▶ _Materials provided_
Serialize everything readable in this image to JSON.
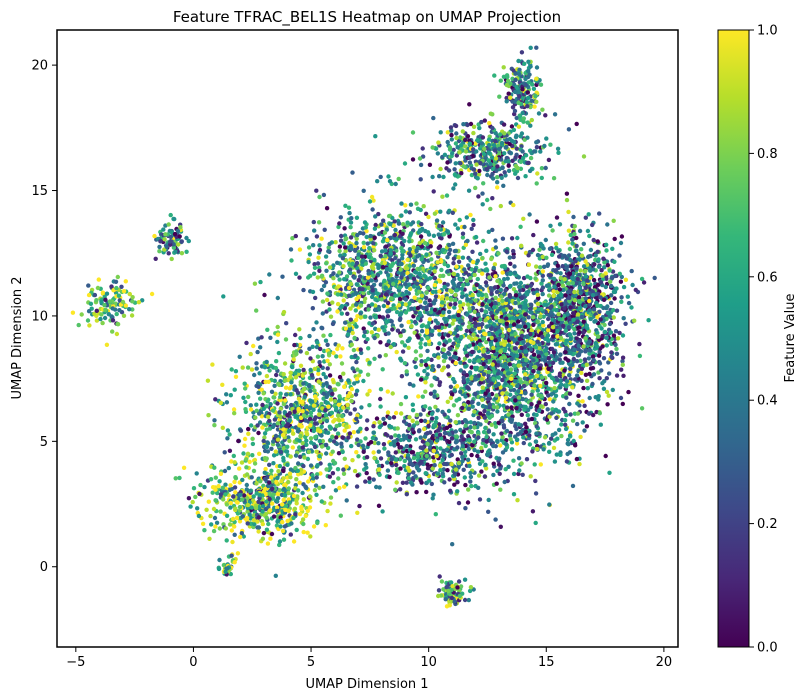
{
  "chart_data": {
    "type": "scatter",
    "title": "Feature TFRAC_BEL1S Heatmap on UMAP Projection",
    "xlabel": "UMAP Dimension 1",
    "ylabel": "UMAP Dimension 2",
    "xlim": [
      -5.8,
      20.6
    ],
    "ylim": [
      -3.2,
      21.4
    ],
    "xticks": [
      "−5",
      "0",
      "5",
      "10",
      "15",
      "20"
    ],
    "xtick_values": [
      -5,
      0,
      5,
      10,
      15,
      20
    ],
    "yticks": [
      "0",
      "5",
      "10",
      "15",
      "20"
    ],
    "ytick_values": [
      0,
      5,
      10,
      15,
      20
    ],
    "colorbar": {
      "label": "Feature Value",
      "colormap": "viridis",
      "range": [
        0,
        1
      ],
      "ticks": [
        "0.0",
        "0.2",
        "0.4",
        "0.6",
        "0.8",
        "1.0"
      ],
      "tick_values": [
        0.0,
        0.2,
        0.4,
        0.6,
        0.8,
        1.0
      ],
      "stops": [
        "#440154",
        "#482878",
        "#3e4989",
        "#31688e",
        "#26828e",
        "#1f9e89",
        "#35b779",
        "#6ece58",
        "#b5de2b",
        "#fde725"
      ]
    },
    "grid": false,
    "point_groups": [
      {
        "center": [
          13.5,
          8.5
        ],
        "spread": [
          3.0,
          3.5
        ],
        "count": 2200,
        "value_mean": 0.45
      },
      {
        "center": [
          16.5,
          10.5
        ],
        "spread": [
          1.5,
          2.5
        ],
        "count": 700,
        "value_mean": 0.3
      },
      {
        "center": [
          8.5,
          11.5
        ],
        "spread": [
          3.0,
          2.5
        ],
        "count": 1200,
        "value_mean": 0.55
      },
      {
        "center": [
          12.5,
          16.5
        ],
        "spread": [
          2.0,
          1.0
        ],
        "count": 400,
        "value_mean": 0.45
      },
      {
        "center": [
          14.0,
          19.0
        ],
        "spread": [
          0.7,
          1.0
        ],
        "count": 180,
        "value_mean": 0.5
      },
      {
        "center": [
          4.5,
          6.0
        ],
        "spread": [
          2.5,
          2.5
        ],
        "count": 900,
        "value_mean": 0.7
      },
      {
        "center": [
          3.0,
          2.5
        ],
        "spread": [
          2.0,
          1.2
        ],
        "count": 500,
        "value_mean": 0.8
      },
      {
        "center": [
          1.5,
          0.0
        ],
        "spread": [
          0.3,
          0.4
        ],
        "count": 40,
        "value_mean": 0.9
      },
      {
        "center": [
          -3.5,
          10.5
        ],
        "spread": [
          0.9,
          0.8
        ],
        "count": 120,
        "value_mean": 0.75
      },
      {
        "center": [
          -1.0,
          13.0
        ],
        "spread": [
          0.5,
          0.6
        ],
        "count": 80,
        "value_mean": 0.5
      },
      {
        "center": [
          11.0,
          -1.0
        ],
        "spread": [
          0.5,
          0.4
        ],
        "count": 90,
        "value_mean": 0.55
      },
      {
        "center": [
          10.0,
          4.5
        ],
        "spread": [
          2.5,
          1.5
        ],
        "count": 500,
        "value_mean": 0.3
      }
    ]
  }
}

▶ _Exercise instructions_
Return all lines with the word "count" in them.

▶ _Response below_
        "count": 2200,
        "count": 700,
        "count": 1200,
        "count": 400,
        "count": 180,
        "count": 900,
        "count": 500,
        "count": 40,
        "count": 120,
        "count": 80,
        "count": 90,
        "count": 500,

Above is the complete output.